Data records
· · ·
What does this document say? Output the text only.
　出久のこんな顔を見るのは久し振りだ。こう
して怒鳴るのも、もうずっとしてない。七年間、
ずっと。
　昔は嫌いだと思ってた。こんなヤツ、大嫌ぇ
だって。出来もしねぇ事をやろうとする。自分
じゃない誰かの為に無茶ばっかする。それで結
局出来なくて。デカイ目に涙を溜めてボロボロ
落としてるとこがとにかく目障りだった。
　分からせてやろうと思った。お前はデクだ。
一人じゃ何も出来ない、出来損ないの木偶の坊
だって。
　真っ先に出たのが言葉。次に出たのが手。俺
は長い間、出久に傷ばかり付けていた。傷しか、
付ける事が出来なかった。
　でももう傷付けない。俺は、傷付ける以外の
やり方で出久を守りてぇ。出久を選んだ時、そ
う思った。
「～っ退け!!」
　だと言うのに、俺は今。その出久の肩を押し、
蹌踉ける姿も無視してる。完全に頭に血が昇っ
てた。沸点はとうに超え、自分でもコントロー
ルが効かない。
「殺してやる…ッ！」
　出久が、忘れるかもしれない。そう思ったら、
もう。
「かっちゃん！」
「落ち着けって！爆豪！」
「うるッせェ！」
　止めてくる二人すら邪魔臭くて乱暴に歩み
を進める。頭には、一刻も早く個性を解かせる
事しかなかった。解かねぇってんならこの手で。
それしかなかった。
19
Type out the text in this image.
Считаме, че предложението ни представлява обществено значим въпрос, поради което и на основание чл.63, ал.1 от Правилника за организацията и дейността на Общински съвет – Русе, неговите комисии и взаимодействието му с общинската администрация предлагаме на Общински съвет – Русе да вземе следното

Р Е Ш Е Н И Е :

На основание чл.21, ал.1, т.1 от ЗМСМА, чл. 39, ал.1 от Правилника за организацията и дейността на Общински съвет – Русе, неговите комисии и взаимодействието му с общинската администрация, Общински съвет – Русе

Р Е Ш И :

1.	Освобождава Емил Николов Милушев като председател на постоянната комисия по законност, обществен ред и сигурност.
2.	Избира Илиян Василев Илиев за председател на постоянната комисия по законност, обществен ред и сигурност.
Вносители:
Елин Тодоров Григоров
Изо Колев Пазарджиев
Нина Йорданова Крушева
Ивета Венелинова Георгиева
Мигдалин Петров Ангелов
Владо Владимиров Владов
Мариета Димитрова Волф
· · ·
--- AIM ---
Identify and extract each line of the listing that contains "Правилника".

--- COMPLETED EXERCISE ---
Считаме, че предложението ни представлява обществено значим въпрос, поради което и на основание чл.63, ал.1 от Правилника за организацията и дейността на Общински съвет – Русе, неговите комисии и взаимодействието му с общинската администрация предлагаме на Общински съвет – Русе да вземе следното
На основание чл.21, ал.1, т.1 от ЗМСМА, чл. 39, ал.1 от Правилника за организацията и дейността на Общински съвет – Русе, неговите комисии и взаимодействието му с общинската администрация, Общински съвет – Русе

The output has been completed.